_Given data_

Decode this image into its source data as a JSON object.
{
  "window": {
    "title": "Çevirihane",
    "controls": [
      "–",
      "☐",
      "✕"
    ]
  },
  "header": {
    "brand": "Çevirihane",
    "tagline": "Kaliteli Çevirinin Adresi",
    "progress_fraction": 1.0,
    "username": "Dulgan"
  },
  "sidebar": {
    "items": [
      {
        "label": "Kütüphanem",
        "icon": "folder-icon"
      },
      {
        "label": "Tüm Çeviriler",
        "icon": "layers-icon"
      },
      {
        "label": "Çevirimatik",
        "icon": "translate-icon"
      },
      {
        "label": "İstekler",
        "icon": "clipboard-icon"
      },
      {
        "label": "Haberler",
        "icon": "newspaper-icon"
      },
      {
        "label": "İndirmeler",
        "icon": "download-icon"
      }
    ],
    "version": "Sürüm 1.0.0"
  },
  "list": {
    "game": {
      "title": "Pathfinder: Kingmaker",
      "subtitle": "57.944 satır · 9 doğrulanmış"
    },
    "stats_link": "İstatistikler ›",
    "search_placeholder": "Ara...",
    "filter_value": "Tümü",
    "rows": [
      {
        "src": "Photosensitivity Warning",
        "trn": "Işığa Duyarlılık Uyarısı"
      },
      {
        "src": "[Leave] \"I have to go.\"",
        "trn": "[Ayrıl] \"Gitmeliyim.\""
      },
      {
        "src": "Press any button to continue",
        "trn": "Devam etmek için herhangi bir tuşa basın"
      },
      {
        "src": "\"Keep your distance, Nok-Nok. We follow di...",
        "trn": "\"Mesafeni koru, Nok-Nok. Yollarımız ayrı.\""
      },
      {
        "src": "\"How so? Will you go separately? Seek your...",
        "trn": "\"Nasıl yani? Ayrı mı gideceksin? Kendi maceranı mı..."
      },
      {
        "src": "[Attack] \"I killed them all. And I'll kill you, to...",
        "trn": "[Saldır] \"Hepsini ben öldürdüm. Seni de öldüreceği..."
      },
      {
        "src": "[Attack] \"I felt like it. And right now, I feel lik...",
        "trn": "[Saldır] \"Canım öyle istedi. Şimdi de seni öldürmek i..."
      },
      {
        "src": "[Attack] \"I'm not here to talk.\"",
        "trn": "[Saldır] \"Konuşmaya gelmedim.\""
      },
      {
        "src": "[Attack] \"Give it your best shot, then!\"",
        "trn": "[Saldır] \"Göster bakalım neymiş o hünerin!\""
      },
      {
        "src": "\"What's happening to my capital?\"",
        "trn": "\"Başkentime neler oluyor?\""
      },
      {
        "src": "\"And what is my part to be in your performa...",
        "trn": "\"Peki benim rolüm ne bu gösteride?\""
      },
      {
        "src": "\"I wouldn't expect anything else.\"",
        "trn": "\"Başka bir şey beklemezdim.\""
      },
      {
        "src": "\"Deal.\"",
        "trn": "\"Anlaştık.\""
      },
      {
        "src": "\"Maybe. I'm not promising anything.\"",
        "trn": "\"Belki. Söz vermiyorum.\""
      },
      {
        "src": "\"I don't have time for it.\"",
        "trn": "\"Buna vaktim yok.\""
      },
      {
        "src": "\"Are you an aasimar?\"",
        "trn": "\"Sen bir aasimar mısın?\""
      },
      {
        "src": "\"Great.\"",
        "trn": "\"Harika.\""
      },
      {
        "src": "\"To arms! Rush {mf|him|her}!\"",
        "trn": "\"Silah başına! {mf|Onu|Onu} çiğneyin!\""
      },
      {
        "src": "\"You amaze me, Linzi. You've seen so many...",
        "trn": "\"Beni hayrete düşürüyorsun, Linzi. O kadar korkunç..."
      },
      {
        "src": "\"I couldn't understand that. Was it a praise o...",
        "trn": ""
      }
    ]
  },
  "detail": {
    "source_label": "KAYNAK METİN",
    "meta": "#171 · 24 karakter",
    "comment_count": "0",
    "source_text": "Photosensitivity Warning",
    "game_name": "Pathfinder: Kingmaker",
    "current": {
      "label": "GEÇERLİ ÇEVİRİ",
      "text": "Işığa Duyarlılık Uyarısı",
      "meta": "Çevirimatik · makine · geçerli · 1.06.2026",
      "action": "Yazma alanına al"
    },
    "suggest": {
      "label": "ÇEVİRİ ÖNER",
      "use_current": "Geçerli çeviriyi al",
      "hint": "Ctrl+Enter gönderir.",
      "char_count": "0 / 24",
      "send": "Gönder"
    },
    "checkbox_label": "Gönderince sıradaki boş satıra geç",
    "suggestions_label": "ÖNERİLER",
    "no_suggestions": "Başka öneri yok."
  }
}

_Instruction_
Using the entries above, find all lines with "Photosensitivity". Copy them.

_Solution to this task_
        "src": "Photosensitivity Warning",
    "source_text": "Photosensitivity Warning",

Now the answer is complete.